▶ EXERCISE TASK: Take every line from the listing below that contains "this".

▶ THE DATA:
==================================================
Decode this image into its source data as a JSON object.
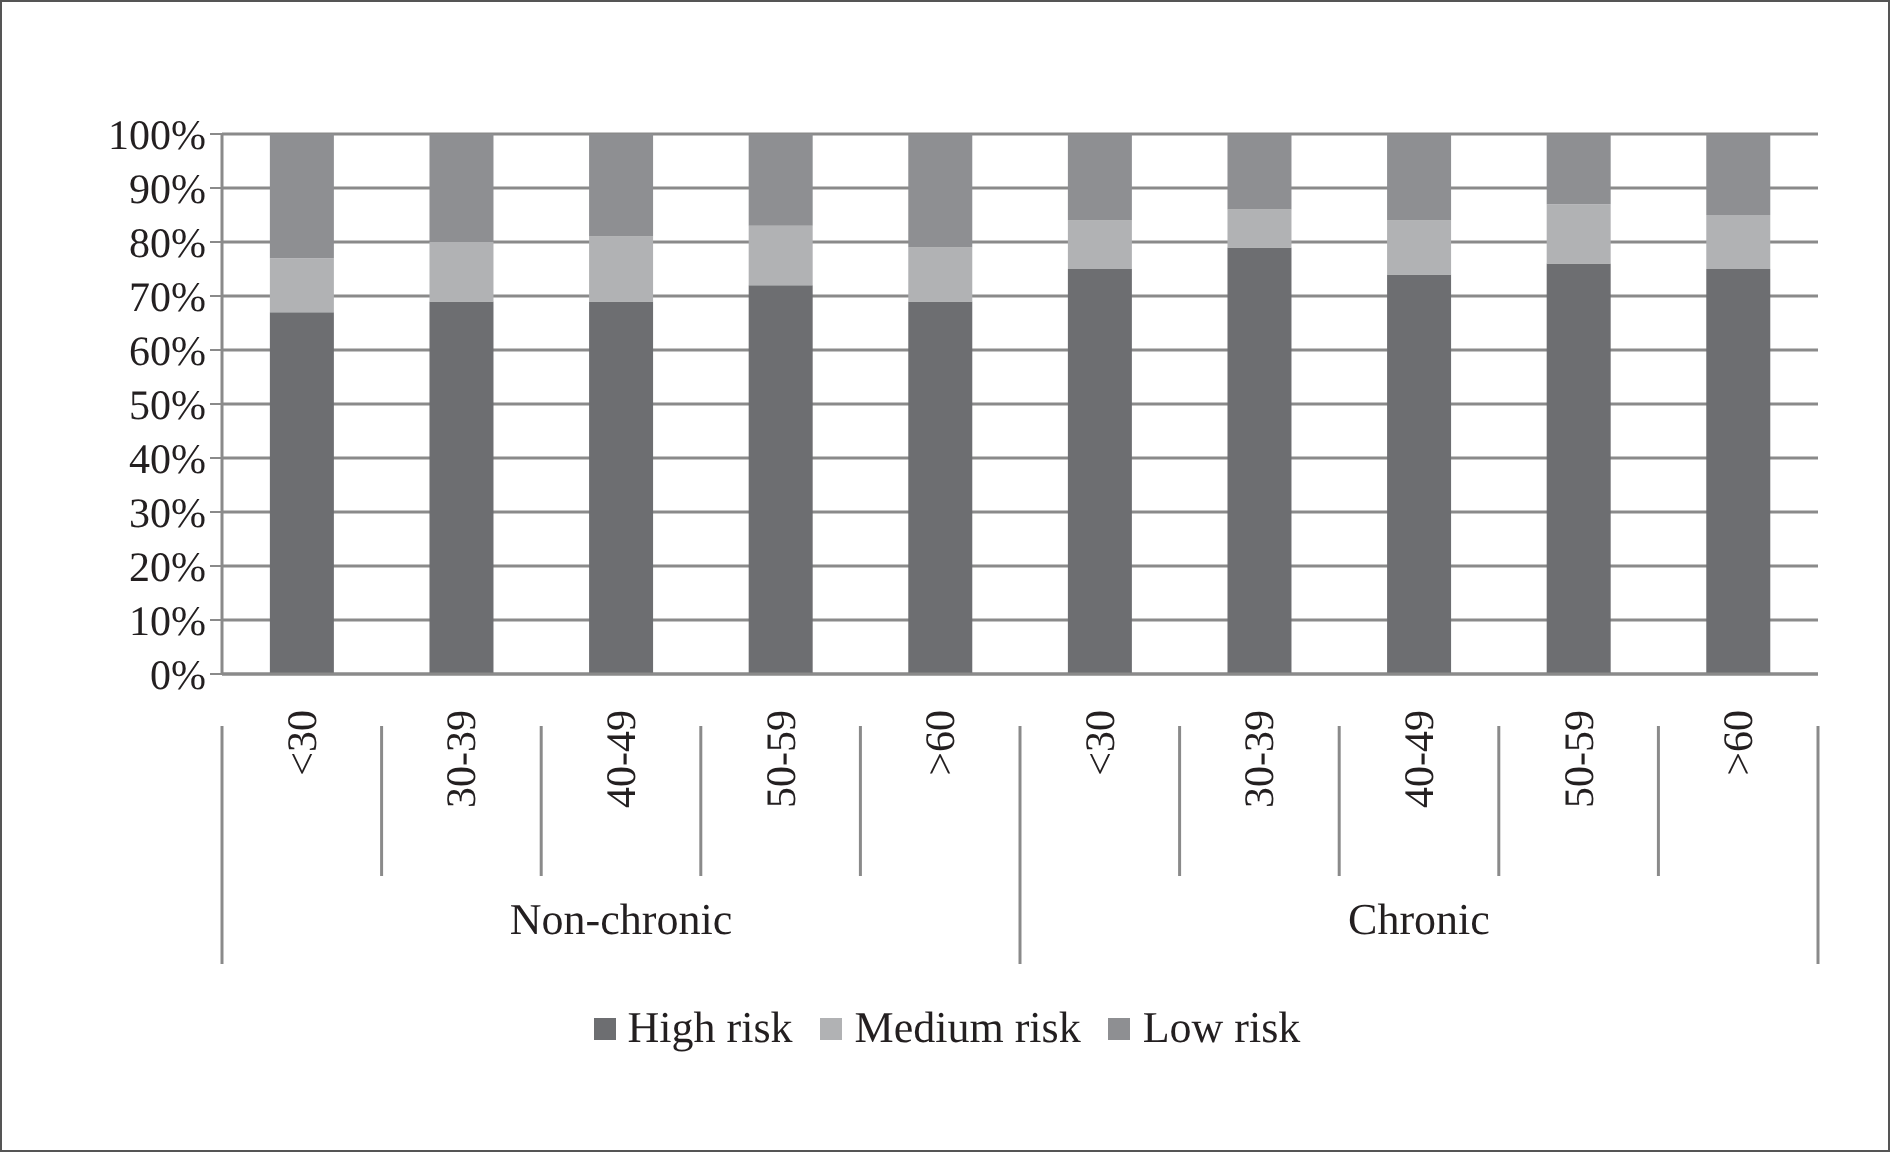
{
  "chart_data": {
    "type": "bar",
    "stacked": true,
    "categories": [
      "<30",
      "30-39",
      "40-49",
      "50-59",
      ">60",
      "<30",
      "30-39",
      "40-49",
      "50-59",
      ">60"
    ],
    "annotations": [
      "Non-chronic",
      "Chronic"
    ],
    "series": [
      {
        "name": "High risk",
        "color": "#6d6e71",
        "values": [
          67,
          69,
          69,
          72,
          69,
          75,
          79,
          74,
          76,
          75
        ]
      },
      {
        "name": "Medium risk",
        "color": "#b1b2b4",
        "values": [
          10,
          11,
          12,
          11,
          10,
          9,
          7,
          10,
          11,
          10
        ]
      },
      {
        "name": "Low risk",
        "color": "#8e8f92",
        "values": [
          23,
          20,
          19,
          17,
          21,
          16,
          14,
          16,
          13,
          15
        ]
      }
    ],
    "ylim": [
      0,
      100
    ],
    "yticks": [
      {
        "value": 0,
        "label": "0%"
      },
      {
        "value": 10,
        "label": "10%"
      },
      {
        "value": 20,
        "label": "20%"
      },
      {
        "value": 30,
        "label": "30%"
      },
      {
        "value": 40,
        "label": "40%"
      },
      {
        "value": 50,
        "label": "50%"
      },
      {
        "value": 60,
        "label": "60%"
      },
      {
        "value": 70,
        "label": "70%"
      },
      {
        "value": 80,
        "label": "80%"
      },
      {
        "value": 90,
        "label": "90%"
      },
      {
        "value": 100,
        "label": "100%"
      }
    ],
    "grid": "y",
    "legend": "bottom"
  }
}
==================================================
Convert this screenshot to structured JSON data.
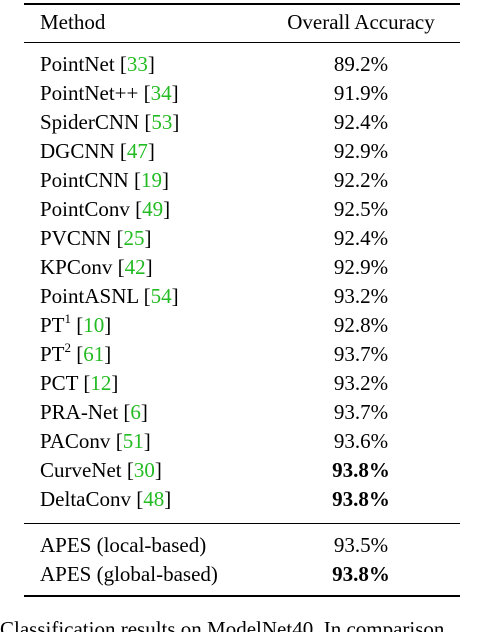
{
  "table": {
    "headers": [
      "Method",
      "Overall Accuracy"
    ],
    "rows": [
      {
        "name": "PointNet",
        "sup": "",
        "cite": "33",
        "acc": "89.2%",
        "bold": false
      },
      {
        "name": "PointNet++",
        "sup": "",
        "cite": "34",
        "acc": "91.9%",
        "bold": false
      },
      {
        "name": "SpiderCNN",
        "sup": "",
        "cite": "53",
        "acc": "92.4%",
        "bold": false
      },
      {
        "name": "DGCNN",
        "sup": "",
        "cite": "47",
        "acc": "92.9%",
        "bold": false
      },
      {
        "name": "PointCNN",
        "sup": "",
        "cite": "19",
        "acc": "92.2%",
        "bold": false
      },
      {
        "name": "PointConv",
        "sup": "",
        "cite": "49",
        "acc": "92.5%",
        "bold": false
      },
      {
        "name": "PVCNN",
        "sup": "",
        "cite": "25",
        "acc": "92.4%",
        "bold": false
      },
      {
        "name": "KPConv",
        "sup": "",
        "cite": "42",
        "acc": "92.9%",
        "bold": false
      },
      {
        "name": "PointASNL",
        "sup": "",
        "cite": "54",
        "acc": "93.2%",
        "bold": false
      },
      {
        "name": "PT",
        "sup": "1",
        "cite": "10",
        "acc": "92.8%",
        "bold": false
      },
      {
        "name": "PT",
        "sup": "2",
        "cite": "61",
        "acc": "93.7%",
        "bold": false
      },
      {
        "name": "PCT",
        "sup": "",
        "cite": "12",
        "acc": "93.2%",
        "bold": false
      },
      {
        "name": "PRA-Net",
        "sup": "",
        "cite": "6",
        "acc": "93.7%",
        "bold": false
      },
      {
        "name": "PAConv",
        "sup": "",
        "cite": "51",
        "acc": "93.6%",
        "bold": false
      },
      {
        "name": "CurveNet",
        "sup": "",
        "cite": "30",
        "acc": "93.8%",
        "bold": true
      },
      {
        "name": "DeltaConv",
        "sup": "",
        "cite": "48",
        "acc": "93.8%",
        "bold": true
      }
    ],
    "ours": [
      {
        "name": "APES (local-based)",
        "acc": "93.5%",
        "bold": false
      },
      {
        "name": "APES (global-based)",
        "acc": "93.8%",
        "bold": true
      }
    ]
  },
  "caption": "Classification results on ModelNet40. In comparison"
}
==================================================
▶ TASK SOLUTION:
Decode this image into its source data as a JSON object.
Convert this screenshot to structured JSON data.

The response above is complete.